● Aim
Return the listing below in full, with every line exactly as it is.

══ Given data ══

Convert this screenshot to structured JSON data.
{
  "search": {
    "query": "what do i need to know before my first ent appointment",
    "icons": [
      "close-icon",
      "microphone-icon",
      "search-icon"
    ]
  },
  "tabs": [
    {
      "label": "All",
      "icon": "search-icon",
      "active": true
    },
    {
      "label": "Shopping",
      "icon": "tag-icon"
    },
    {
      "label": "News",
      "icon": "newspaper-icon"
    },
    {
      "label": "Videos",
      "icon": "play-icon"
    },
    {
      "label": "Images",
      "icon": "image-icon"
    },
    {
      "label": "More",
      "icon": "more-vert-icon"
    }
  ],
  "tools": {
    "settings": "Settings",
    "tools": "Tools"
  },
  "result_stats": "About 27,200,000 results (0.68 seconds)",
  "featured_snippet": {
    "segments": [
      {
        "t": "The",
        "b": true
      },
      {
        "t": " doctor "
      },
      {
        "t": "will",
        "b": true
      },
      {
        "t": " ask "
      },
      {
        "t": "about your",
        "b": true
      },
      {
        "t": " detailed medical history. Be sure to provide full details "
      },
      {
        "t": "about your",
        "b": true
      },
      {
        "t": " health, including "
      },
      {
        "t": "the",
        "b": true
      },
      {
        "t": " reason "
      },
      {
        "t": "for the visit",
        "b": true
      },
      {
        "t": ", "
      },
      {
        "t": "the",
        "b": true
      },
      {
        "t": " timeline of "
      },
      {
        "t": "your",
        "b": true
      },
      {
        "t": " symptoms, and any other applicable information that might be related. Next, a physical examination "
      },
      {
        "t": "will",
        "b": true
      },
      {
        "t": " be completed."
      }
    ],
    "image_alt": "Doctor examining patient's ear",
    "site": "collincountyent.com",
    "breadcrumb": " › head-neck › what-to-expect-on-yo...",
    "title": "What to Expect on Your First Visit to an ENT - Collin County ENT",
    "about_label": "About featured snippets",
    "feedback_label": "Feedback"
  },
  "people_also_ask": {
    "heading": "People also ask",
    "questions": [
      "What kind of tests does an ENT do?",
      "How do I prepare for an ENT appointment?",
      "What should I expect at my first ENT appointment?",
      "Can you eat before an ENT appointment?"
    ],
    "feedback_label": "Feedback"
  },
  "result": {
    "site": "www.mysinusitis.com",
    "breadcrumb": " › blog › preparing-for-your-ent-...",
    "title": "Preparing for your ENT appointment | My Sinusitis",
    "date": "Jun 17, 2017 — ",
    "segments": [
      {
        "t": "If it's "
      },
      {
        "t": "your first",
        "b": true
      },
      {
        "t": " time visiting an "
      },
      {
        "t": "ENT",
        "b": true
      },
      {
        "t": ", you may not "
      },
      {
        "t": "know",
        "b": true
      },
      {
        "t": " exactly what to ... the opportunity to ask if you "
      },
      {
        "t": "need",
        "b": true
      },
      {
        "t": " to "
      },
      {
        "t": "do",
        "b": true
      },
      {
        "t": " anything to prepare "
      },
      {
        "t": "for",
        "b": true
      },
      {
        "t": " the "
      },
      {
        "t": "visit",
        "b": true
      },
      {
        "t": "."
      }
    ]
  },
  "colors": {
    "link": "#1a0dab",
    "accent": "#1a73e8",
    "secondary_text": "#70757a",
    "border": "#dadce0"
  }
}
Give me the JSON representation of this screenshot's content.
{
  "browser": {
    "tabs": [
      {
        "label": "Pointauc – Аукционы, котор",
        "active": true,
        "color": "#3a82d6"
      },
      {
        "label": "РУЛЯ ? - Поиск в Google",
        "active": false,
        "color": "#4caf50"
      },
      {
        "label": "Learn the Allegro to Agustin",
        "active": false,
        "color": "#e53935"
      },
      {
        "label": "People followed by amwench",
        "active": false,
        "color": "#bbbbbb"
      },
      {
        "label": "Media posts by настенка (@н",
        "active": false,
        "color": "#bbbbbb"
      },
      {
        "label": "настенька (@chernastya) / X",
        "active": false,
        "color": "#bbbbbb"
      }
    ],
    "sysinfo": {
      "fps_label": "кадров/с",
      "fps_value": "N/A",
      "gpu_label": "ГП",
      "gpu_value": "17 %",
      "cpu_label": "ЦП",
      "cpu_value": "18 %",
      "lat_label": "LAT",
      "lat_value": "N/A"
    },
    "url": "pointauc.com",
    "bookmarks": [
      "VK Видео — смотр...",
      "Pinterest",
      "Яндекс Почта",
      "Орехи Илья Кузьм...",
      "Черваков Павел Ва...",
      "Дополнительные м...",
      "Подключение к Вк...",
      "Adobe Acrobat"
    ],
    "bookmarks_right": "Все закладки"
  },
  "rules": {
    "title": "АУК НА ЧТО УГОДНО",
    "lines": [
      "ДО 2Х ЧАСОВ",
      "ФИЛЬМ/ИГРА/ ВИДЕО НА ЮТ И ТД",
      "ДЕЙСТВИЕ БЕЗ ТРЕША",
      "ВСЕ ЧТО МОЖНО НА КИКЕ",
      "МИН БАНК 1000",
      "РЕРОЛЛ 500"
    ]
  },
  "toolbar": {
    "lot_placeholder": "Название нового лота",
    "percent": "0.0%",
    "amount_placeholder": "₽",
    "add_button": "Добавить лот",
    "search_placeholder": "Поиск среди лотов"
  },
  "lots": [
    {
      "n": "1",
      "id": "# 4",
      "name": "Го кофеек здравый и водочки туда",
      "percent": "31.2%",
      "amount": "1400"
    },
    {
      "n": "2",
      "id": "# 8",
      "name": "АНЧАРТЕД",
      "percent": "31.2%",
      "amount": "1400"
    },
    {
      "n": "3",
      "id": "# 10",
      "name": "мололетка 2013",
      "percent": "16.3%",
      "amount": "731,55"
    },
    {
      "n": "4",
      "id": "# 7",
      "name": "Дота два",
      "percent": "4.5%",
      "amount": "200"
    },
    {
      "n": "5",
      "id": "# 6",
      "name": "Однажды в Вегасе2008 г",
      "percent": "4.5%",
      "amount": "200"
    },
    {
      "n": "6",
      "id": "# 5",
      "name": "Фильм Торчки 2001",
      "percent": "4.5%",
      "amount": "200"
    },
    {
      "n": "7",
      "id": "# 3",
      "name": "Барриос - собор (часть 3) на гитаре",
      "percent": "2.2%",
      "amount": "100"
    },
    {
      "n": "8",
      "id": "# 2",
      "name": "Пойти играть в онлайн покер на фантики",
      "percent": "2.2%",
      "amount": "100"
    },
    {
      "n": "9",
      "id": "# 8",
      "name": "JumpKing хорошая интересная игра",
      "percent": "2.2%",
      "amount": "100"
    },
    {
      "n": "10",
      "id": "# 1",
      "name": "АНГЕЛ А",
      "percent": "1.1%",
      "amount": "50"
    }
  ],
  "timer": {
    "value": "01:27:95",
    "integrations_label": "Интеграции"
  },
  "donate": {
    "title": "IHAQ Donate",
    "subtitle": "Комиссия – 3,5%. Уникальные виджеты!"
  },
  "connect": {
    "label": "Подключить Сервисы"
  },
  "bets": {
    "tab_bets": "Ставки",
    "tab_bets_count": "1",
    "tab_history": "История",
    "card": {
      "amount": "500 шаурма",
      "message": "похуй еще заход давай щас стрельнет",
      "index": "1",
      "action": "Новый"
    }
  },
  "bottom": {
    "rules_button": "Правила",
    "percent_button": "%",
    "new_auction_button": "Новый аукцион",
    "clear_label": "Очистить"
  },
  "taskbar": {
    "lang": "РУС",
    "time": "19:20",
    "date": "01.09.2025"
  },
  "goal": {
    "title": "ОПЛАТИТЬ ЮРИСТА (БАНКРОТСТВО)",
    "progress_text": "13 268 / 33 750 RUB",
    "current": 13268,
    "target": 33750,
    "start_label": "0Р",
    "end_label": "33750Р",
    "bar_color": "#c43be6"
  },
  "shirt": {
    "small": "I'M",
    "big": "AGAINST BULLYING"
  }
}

═══

● Expected answer
Convert this screenshot to structured JSON data.
{
  "search": {
    "query": "what do i need to know before my first ent appointment",
    "icons": [
      "close-icon",
      "microphone-icon",
      "search-icon"
    ]
  },
  "tabs": [
    {
      "label": "All",
      "icon": "search-icon",
      "active": true
    },
    {
      "label": "Shopping",
      "icon": "tag-icon"
    },
    {
      "label": "News",
      "icon": "newspaper-icon"
    },
    {
      "label": "Videos",
      "icon": "play-icon"
    },
    {
      "label": "Images",
      "icon": "image-icon"
    },
    {
      "label": "More",
      "icon": "more-vert-icon"
    }
  ],
  "tools": {
    "settings": "Settings",
    "tools": "Tools"
  },
  "result_stats": "About 27,200,000 results (0.68 seconds)",
  "featured_snippet": {
    "segments": [
      {
        "t": "The",
        "b": true
      },
      {
        "t": " doctor "
      },
      {
        "t": "will",
        "b": true
      },
      {
        "t": " ask "
      },
      {
        "t": "about your",
        "b": true
      },
      {
        "t": " detailed medical history. Be sure to provide full details "
      },
      {
        "t": "about your",
        "b": true
      },
      {
        "t": " health, including "
      },
      {
        "t": "the",
        "b": true
      },
      {
        "t": " reason "
      },
      {
        "t": "for the visit",
        "b": true
      },
      {
        "t": ", "
      },
      {
        "t": "the",
        "b": true
      },
      {
        "t": " timeline of "
      },
      {
        "t": "your",
        "b": true
      },
      {
        "t": " symptoms, and any other applicable information that might be related. Next, a physical examination "
      },
      {
        "t": "will",
        "b": true
      },
      {
        "t": " be completed."
      }
    ],
    "image_alt": "Doctor examining patient's ear",
    "site": "collincountyent.com",
    "breadcrumb": " › head-neck › what-to-expect-on-yo...",
    "title": "What to Expect on Your First Visit to an ENT - Collin County ENT",
    "about_label": "About featured snippets",
    "feedback_label": "Feedback"
  },
  "people_also_ask": {
    "heading": "People also ask",
    "questions": [
      "What kind of tests does an ENT do?",
      "How do I prepare for an ENT appointment?",
      "What should I expect at my first ENT appointment?",
      "Can you eat before an ENT appointment?"
    ],
    "feedback_label": "Feedback"
  },
  "result": {
    "site": "www.mysinusitis.com",
    "breadcrumb": " › blog › preparing-for-your-ent-...",
    "title": "Preparing for your ENT appointment | My Sinusitis",
    "date": "Jun 17, 2017 — ",
    "segments": [
      {
        "t": "If it's "
      },
      {
        "t": "your first",
        "b": true
      },
      {
        "t": " time visiting an "
      },
      {
        "t": "ENT",
        "b": true
      },
      {
        "t": ", you may not "
      },
      {
        "t": "know",
        "b": true
      },
      {
        "t": " exactly what to ... the opportunity to ask if you "
      },
      {
        "t": "need",
        "b": true
      },
      {
        "t": " to "
      },
      {
        "t": "do",
        "b": true
      },
      {
        "t": " anything to prepare "
      },
      {
        "t": "for",
        "b": true
      },
      {
        "t": " the "
      },
      {
        "t": "visit",
        "b": true
      },
      {
        "t": "."
      }
    ]
  },
  "colors": {
    "link": "#1a0dab",
    "accent": "#1a73e8",
    "secondary_text": "#70757a",
    "border": "#dadce0"
  }
}
Give me the JSON representation of this screenshot's content.
{
  "browser": {
    "tabs": [
      {
        "label": "Pointauc – Аукционы, котор",
        "active": true,
        "color": "#3a82d6"
      },
      {
        "label": "РУЛЯ ? - Поиск в Google",
        "active": false,
        "color": "#4caf50"
      },
      {
        "label": "Learn the Allegro to Agustin",
        "active": false,
        "color": "#e53935"
      },
      {
        "label": "People followed by amwench",
        "active": false,
        "color": "#bbbbbb"
      },
      {
        "label": "Media posts by настенка (@н",
        "active": false,
        "color": "#bbbbbb"
      },
      {
        "label": "настенька (@chernastya) / X",
        "active": false,
        "color": "#bbbbbb"
      }
    ],
    "sysinfo": {
      "fps_label": "кадров/с",
      "fps_value": "N/A",
      "gpu_label": "ГП",
      "gpu_value": "17 %",
      "cpu_label": "ЦП",
      "cpu_value": "18 %",
      "lat_label": "LAT",
      "lat_value": "N/A"
    },
    "url": "pointauc.com",
    "bookmarks": [
      "VK Видео — смотр...",
      "Pinterest",
      "Яндекс Почта",
      "Орехи Илья Кузьм...",
      "Черваков Павел Ва...",
      "Дополнительные м...",
      "Подключение к Вк...",
      "Adobe Acrobat"
    ],
    "bookmarks_right": "Все закладки"
  },
  "rules": {
    "title": "АУК НА ЧТО УГОДНО",
    "lines": [
      "ДО 2Х ЧАСОВ",
      "ФИЛЬМ/ИГРА/ ВИДЕО НА ЮТ И ТД",
      "ДЕЙСТВИЕ БЕЗ ТРЕША",
      "ВСЕ ЧТО МОЖНО НА КИКЕ",
      "МИН БАНК 1000",
      "РЕРОЛЛ 500"
    ]
  },
  "toolbar": {
    "lot_placeholder": "Название нового лота",
    "percent": "0.0%",
    "amount_placeholder": "₽",
    "add_button": "Добавить лот",
    "search_placeholder": "Поиск среди лотов"
  },
  "lots": [
    {
      "n": "1",
      "id": "# 4",
      "name": "Го кофеек здравый и водочки туда",
      "percent": "31.2%",
      "amount": "1400"
    },
    {
      "n": "2",
      "id": "# 8",
      "name": "АНЧАРТЕД",
      "percent": "31.2%",
      "amount": "1400"
    },
    {
      "n": "3",
      "id": "# 10",
      "name": "мололетка 2013",
      "percent": "16.3%",
      "amount": "731,55"
    },
    {
      "n": "4",
      "id": "# 7",
      "name": "Дота два",
      "percent": "4.5%",
      "amount": "200"
    },
    {
      "n": "5",
      "id": "# 6",
      "name": "Однажды в Вегасе2008 г",
      "percent": "4.5%",
      "amount": "200"
    },
    {
      "n": "6",
      "id": "# 5",
      "name": "Фильм Торчки 2001",
      "percent": "4.5%",
      "amount": "200"
    },
    {
      "n": "7",
      "id": "# 3",
      "name": "Барриос - собор (часть 3) на гитаре",
      "percent": "2.2%",
      "amount": "100"
    },
    {
      "n": "8",
      "id": "# 2",
      "name": "Пойти играть в онлайн покер на фантики",
      "percent": "2.2%",
      "amount": "100"
    },
    {
      "n": "9",
      "id": "# 8",
      "name": "JumpKing хорошая интересная игра",
      "percent": "2.2%",
      "amount": "100"
    },
    {
      "n": "10",
      "id": "# 1",
      "name": "АНГЕЛ А",
      "percent": "1.1%",
      "amount": "50"
    }
  ],
  "timer": {
    "value": "01:27:95",
    "integrations_label": "Интеграции"
  },
  "donate": {
    "title": "IHAQ Donate",
    "subtitle": "Комиссия – 3,5%. Уникальные виджеты!"
  },
  "connect": {
    "label": "Подключить Сервисы"
  },
  "bets": {
    "tab_bets": "Ставки",
    "tab_bets_count": "1",
    "tab_history": "История",
    "card": {
      "amount": "500 шаурма",
      "message": "похуй еще заход давай щас стрельнет",
      "index": "1",
      "action": "Новый"
    }
  },
  "bottom": {
    "rules_button": "Правила",
    "percent_button": "%",
    "new_auction_button": "Новый аукцион",
    "clear_label": "Очистить"
  },
  "taskbar": {
    "lang": "РУС",
    "time": "19:20",
    "date": "01.09.2025"
  },
  "goal": {
    "title": "ОПЛАТИТЬ ЮРИСТА (БАНКРОТСТВО)",
    "progress_text": "13 268 / 33 750 RUB",
    "current": 13268,
    "target": 33750,
    "start_label": "0Р",
    "end_label": "33750Р",
    "bar_color": "#c43be6"
  },
  "shirt": {
    "small": "I'M",
    "big": "AGAINST BULLYING"
  }
}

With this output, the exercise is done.